• _Given data_:
------------------------------------------------------------

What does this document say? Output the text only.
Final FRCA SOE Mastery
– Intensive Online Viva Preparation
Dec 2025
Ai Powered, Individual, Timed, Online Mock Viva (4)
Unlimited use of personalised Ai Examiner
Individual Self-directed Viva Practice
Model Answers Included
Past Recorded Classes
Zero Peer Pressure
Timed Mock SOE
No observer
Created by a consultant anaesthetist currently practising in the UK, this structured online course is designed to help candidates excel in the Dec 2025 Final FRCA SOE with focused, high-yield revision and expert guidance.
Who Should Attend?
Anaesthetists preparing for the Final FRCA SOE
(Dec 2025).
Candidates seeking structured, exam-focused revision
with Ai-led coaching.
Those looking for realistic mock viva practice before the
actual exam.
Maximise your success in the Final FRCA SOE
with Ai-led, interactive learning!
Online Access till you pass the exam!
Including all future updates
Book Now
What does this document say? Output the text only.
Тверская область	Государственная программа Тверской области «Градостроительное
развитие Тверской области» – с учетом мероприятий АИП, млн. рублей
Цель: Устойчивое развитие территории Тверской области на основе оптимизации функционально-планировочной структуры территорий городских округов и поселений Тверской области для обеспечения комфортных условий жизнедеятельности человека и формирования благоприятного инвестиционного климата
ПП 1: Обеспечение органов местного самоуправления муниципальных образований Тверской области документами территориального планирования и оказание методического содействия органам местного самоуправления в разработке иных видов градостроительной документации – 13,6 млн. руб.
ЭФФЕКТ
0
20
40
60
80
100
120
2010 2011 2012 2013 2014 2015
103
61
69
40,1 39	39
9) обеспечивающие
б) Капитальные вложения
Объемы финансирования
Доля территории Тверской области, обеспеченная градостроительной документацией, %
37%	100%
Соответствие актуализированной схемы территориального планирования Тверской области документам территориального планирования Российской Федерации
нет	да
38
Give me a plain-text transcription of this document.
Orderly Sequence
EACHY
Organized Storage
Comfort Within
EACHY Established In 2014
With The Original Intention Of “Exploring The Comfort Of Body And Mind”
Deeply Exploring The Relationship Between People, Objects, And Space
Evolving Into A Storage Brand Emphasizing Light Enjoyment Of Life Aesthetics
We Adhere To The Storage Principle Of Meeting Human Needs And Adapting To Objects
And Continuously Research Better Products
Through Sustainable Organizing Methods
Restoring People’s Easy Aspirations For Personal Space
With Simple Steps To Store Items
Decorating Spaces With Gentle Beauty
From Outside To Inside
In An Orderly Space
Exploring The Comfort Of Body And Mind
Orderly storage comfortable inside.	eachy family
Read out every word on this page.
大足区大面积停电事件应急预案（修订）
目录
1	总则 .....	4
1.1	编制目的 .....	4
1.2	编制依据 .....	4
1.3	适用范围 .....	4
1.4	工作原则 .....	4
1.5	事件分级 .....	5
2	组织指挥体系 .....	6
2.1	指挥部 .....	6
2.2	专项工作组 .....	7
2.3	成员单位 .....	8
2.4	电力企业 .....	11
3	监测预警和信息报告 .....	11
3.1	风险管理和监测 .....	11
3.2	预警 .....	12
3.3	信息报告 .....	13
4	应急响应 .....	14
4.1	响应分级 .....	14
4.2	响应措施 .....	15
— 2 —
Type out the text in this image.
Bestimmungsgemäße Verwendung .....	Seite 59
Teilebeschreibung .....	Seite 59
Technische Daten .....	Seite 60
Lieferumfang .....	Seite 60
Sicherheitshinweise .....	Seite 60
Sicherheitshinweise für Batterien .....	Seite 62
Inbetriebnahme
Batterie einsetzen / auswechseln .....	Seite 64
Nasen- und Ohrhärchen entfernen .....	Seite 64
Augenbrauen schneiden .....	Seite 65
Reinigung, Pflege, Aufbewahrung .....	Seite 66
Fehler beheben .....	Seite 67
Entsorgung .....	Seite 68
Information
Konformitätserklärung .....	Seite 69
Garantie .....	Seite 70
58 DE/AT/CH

------------------------------------------------------------

• _Task objective_:
Every line above should be written out again exactly as it stands.

• _Response_:
What does this document say? Output the text only.
Final FRCA SOE Mastery
– Intensive Online Viva Preparation
Dec 2025
Ai Powered, Individual, Timed, Online Mock Viva (4)
Unlimited use of personalised Ai Examiner
Individual Self-directed Viva Practice
Model Answers Included
Past Recorded Classes
Zero Peer Pressure
Timed Mock SOE
No observer
Created by a consultant anaesthetist currently practising in the UK, this structured online course is designed to help candidates excel in the Dec 2025 Final FRCA SOE with focused, high-yield revision and expert guidance.
Who Should Attend?
Anaesthetists preparing for the Final FRCA SOE
(Dec 2025).
Candidates seeking structured, exam-focused revision
with Ai-led coaching.
Those looking for realistic mock viva practice before the
actual exam.
Maximise your success in the Final FRCA SOE
with Ai-led, interactive learning!
Online Access till you pass the exam!
Including all future updates
Book Now
What does this document say? Output the text only.
Тверская область	Государственная программа Тверской области «Градостроительное
развитие Тверской области» – с учетом мероприятий АИП, млн. рублей
Цель: Устойчивое развитие территории Тверской области на основе оптимизации функционально-планировочной структуры территорий городских округов и поселений Тверской области для обеспечения комфортных условий жизнедеятельности человека и формирования благоприятного инвестиционного климата
ПП 1: Обеспечение органов местного самоуправления муниципальных образований Тверской области документами территориального планирования и оказание методического содействия органам местного самоуправления в разработке иных видов градостроительной документации – 13,6 млн. руб.
ЭФФЕКТ
0
20
40
60
80
100
120
2010 2011 2012 2013 2014 2015
103
61
69
40,1 39	39
9) обеспечивающие
б) Капитальные вложения
Объемы финансирования
Доля территории Тверской области, обеспеченная градостроительной документацией, %
37%	100%
Соответствие актуализированной схемы территориального планирования Тверской области документам территориального планирования Российской Федерации
нет	да
38
Give me a plain-text transcription of this document.
Orderly Sequence
EACHY
Organized Storage
Comfort Within
EACHY Established In 2014
With The Original Intention Of “Exploring The Comfort Of Body And Mind”
Deeply Exploring The Relationship Between People, Objects, And Space
Evolving Into A Storage Brand Emphasizing Light Enjoyment Of Life Aesthetics
We Adhere To The Storage Principle Of Meeting Human Needs And Adapting To Objects
And Continuously Research Better Products
Through Sustainable Organizing Methods
Restoring People’s Easy Aspirations For Personal Space
With Simple Steps To Store Items
Decorating Spaces With Gentle Beauty
From Outside To Inside
In An Orderly Space
Exploring The Comfort Of Body And Mind
Orderly storage comfortable inside.	eachy family
Read out every word on this page.
大足区大面积停电事件应急预案（修订）
目录
1	总则 .....	4
1.1	编制目的 .....	4
1.2	编制依据 .....	4
1.3	适用范围 .....	4
1.4	工作原则 .....	4
1.5	事件分级 .....	5
2	组织指挥体系 .....	6
2.1	指挥部 .....	6
2.2	专项工作组 .....	7
2.3	成员单位 .....	8
2.4	电力企业 .....	11
3	监测预警和信息报告 .....	11
3.1	风险管理和监测 .....	11
3.2	预警 .....	12
3.3	信息报告 .....	13
4	应急响应 .....	14
4.1	响应分级 .....	14
4.2	响应措施 .....	15
— 2 —
Type out the text in this image.
Bestimmungsgemäße Verwendung .....	Seite 59
Teilebeschreibung .....	Seite 59
Technische Daten .....	Seite 60
Lieferumfang .....	Seite 60
Sicherheitshinweise .....	Seite 60
Sicherheitshinweise für Batterien .....	Seite 62
Inbetriebnahme
Batterie einsetzen / auswechseln .....	Seite 64
Nasen- und Ohrhärchen entfernen .....	Seite 64
Augenbrauen schneiden .....	Seite 65
Reinigung, Pflege, Aufbewahrung .....	Seite 66
Fehler beheben .....	Seite 67
Entsorgung .....	Seite 68
Information
Konformitätserklärung .....	Seite 69
Garantie .....	Seite 70
58 DE/AT/CH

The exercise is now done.